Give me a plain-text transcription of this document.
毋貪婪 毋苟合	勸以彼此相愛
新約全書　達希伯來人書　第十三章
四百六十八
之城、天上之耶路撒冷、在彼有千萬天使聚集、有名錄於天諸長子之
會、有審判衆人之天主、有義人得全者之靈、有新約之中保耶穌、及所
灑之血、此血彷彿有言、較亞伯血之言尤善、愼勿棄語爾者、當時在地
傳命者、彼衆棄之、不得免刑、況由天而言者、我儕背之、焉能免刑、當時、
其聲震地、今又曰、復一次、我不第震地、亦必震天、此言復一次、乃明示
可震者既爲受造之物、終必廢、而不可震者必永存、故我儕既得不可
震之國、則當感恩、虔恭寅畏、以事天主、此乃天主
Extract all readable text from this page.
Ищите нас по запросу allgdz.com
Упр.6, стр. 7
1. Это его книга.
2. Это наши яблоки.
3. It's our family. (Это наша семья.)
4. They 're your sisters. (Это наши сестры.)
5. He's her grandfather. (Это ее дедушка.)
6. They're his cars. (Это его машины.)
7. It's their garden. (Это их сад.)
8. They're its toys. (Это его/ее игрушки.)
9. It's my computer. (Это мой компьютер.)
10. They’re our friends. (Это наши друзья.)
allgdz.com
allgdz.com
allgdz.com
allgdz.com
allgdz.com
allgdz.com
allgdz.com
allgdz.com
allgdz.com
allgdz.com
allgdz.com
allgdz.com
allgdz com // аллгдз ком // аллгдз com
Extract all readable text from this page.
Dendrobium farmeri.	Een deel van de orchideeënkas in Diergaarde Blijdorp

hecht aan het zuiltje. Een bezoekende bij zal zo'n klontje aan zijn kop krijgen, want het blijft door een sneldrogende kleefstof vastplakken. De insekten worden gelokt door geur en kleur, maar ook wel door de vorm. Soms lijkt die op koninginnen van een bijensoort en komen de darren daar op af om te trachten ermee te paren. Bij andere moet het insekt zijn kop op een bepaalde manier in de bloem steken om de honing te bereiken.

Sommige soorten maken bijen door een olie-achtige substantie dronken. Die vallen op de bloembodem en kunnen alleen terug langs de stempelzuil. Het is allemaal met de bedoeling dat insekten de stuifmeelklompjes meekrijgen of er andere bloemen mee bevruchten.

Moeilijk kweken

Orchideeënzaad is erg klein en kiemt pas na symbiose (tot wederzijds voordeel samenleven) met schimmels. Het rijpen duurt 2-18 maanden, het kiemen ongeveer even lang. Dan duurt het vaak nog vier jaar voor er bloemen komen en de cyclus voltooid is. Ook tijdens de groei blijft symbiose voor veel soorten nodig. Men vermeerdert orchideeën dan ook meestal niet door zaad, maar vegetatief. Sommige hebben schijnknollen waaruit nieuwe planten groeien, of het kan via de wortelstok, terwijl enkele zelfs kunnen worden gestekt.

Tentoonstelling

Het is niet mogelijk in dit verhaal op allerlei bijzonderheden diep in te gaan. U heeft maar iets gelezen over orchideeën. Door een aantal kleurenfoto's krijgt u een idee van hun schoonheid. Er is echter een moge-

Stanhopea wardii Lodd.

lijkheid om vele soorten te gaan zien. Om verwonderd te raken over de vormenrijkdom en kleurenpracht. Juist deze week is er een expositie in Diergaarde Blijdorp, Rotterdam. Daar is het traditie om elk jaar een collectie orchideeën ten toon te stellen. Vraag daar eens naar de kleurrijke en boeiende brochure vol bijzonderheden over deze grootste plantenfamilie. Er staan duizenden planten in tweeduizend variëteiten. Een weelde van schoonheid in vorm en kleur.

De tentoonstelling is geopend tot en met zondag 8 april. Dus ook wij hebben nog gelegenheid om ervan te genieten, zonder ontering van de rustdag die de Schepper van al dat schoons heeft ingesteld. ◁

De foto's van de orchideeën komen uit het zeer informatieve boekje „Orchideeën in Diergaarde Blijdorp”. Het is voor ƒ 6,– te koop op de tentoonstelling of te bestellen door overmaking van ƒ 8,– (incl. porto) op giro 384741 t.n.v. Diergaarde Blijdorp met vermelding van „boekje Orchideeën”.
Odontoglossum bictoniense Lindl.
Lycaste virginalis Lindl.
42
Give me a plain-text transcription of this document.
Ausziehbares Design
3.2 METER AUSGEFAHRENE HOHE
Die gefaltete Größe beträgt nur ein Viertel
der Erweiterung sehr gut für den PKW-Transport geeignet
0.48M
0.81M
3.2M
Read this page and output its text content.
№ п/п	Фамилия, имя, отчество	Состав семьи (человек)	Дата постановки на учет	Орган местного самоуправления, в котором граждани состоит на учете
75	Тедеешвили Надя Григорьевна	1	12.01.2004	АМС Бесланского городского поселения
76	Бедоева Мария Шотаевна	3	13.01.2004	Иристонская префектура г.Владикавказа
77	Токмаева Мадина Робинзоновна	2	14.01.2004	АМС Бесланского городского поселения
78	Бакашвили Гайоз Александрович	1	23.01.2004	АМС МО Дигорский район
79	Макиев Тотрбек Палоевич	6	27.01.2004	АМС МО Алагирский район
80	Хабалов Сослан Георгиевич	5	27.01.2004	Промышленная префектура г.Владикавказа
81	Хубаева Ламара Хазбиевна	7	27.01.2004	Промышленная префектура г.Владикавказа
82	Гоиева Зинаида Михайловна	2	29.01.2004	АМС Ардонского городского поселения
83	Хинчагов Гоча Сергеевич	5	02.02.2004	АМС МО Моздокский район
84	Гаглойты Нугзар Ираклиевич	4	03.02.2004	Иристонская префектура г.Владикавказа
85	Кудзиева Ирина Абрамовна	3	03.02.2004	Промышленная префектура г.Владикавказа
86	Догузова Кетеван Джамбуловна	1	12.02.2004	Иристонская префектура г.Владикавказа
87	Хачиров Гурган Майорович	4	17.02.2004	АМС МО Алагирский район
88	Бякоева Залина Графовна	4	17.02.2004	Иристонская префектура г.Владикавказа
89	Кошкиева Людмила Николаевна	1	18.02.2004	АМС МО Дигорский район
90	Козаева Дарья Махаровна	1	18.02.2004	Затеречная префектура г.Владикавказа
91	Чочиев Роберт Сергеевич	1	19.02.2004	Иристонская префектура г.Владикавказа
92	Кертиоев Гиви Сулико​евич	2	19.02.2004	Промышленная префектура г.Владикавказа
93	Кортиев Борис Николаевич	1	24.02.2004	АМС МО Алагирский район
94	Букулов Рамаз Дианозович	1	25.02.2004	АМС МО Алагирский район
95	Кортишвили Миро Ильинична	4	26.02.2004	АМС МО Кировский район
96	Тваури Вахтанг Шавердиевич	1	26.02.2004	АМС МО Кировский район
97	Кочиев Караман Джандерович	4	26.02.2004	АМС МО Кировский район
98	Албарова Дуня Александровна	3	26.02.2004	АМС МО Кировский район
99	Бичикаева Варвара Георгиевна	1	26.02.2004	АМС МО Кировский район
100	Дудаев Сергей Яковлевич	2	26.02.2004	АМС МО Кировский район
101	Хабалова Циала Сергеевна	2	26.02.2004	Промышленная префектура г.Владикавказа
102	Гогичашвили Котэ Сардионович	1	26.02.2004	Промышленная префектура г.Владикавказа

▬▬▬▬▬▬▬▬▬▬

## Task:
Every line of the data above should be reproduced word for word.

## Complete answer:
Give me a plain-text transcription of this document.
毋貪婪 毋苟合	勸以彼此相愛
新約全書　達希伯來人書　第十三章
四百六十八
之城、天上之耶路撒冷、在彼有千萬天使聚集、有名錄於天諸長子之
會、有審判衆人之天主、有義人得全者之靈、有新約之中保耶穌、及所
灑之血、此血彷彿有言、較亞伯血之言尤善、愼勿棄語爾者、當時在地
傳命者、彼衆棄之、不得免刑、況由天而言者、我儕背之、焉能免刑、當時、
其聲震地、今又曰、復一次、我不第震地、亦必震天、此言復一次、乃明示
可震者既爲受造之物、終必廢、而不可震者必永存、故我儕既得不可
震之國、則當感恩、虔恭寅畏、以事天主、此乃天主
Extract all readable text from this page.
Ищите нас по запросу allgdz.com
Упр.6, стр. 7
1. Это его книга.
2. Это наши яблоки.
3. It's our family. (Это наша семья.)
4. They 're your sisters. (Это наши сестры.)
5. He's her grandfather. (Это ее дедушка.)
6. They're his cars. (Это его машины.)
7. It's their garden. (Это их сад.)
8. They're its toys. (Это его/ее игрушки.)
9. It's my computer. (Это мой компьютер.)
10. They’re our friends. (Это наши друзья.)
allgdz.com
allgdz.com
allgdz.com
allgdz.com
allgdz.com
allgdz.com
allgdz.com
allgdz.com
allgdz.com
allgdz.com
allgdz.com
allgdz.com
allgdz com // аллгдз ком // аллгдз com
Extract all readable text from this page.
Dendrobium farmeri.	Een deel van de orchideeënkas in Diergaarde Blijdorp

hecht aan het zuiltje. Een bezoekende bij zal zo'n klontje aan zijn kop krijgen, want het blijft door een sneldrogende kleefstof vastplakken. De insekten worden gelokt door geur en kleur, maar ook wel door de vorm. Soms lijkt die op koninginnen van een bijensoort en komen de darren daar op af om te trachten ermee te paren. Bij andere moet het insekt zijn kop op een bepaalde manier in de bloem steken om de honing te bereiken.

Sommige soorten maken bijen door een olie-achtige substantie dronken. Die vallen op de bloembodem en kunnen alleen terug langs de stempelzuil. Het is allemaal met de bedoeling dat insekten de stuifmeelklompjes meekrijgen of er andere bloemen mee bevruchten.

Moeilijk kweken

Orchideeënzaad is erg klein en kiemt pas na symbiose (tot wederzijds voordeel samenleven) met schimmels. Het rijpen duurt 2-18 maanden, het kiemen ongeveer even lang. Dan duurt het vaak nog vier jaar voor er bloemen komen en de cyclus voltooid is. Ook tijdens de groei blijft symbiose voor veel soorten nodig. Men vermeerdert orchideeën dan ook meestal niet door zaad, maar vegetatief. Sommige hebben schijnknollen waaruit nieuwe planten groeien, of het kan via de wortelstok, terwijl enkele zelfs kunnen worden gestekt.

Tentoonstelling

Het is niet mogelijk in dit verhaal op allerlei bijzonderheden diep in te gaan. U heeft maar iets gelezen over orchideeën. Door een aantal kleurenfoto's krijgt u een idee van hun schoonheid. Er is echter een moge-

Stanhopea wardii Lodd.

lijkheid om vele soorten te gaan zien. Om verwonderd te raken over de vormenrijkdom en kleurenpracht. Juist deze week is er een expositie in Diergaarde Blijdorp, Rotterdam. Daar is het traditie om elk jaar een collectie orchideeën ten toon te stellen. Vraag daar eens naar de kleurrijke en boeiende brochure vol bijzonderheden over deze grootste plantenfamilie. Er staan duizenden planten in tweeduizend variëteiten. Een weelde van schoonheid in vorm en kleur.

De tentoonstelling is geopend tot en met zondag 8 april. Dus ook wij hebben nog gelegenheid om ervan te genieten, zonder ontering van de rustdag die de Schepper van al dat schoons heeft ingesteld. ◁

De foto's van de orchideeën komen uit het zeer informatieve boekje „Orchideeën in Diergaarde Blijdorp”. Het is voor ƒ 6,– te koop op de tentoonstelling of te bestellen door overmaking van ƒ 8,– (incl. porto) op giro 384741 t.n.v. Diergaarde Blijdorp met vermelding van „boekje Orchideeën”.
Odontoglossum bictoniense Lindl.
Lycaste virginalis Lindl.
42
Give me a plain-text transcription of this document.
Ausziehbares Design
3.2 METER AUSGEFAHRENE HOHE
Die gefaltete Größe beträgt nur ein Viertel
der Erweiterung sehr gut für den PKW-Transport geeignet
0.48M
0.81M
3.2M
Read this page and output its text content.
№ п/п	Фамилия, имя, отчество	Состав семьи (человек)	Дата постановки на учет	Орган местного самоуправления, в котором граждани состоит на учете
75	Тедеешвили Надя Григорьевна	1	12.01.2004	АМС Бесланского городского поселения
76	Бедоева Мария Шотаевна	3	13.01.2004	Иристонская префектура г.Владикавказа
77	Токмаева Мадина Робинзоновна	2	14.01.2004	АМС Бесланского городского поселения
78	Бакашвили Гайоз Александрович	1	23.01.2004	АМС МО Дигорский район
79	Макиев Тотрбек Палоевич	6	27.01.2004	АМС МО Алагирский район
80	Хабалов Сослан Георгиевич	5	27.01.2004	Промышленная префектура г.Владикавказа
81	Хубаева Ламара Хазбиевна	7	27.01.2004	Промышленная префектура г.Владикавказа
82	Гоиева Зинаида Михайловна	2	29.01.2004	АМС Ардонского городского поселения
83	Хинчагов Гоча Сергеевич	5	02.02.2004	АМС МО Моздокский район
84	Гаглойты Нугзар Ираклиевич	4	03.02.2004	Иристонская префектура г.Владикавказа
85	Кудзиева Ирина Абрамовна	3	03.02.2004	Промышленная префектура г.Владикавказа
86	Догузова Кетеван Джамбуловна	1	12.02.2004	Иристонская префектура г.Владикавказа
87	Хачиров Гурган Майорович	4	17.02.2004	АМС МО Алагирский район
88	Бякоева Залина Графовна	4	17.02.2004	Иристонская префектура г.Владикавказа
89	Кошкиева Людмила Николаевна	1	18.02.2004	АМС МО Дигорский район
90	Козаева Дарья Махаровна	1	18.02.2004	Затеречная префектура г.Владикавказа
91	Чочиев Роберт Сергеевич	1	19.02.2004	Иристонская префектура г.Владикавказа
92	Кертиоев Гиви Сулико​евич	2	19.02.2004	Промышленная префектура г.Владикавказа
93	Кортиев Борис Николаевич	1	24.02.2004	АМС МО Алагирский район
94	Букулов Рамаз Дианозович	1	25.02.2004	АМС МО Алагирский район
95	Кортишвили Миро Ильинична	4	26.02.2004	АМС МО Кировский район
96	Тваури Вахтанг Шавердиевич	1	26.02.2004	АМС МО Кировский район
97	Кочиев Караман Джандерович	4	26.02.2004	АМС МО Кировский район
98	Албарова Дуня Александровна	3	26.02.2004	АМС МО Кировский район
99	Бичикаева Варвара Георгиевна	1	26.02.2004	АМС МО Кировский район
100	Дудаев Сергей Яковлевич	2	26.02.2004	АМС МО Кировский район
101	Хабалова Циала Сергеевна	2	26.02.2004	Промышленная префектура г.Владикавказа
102	Гогичашвили Котэ Сардионович	1	26.02.2004	Промышленная префектура г.Владикавказа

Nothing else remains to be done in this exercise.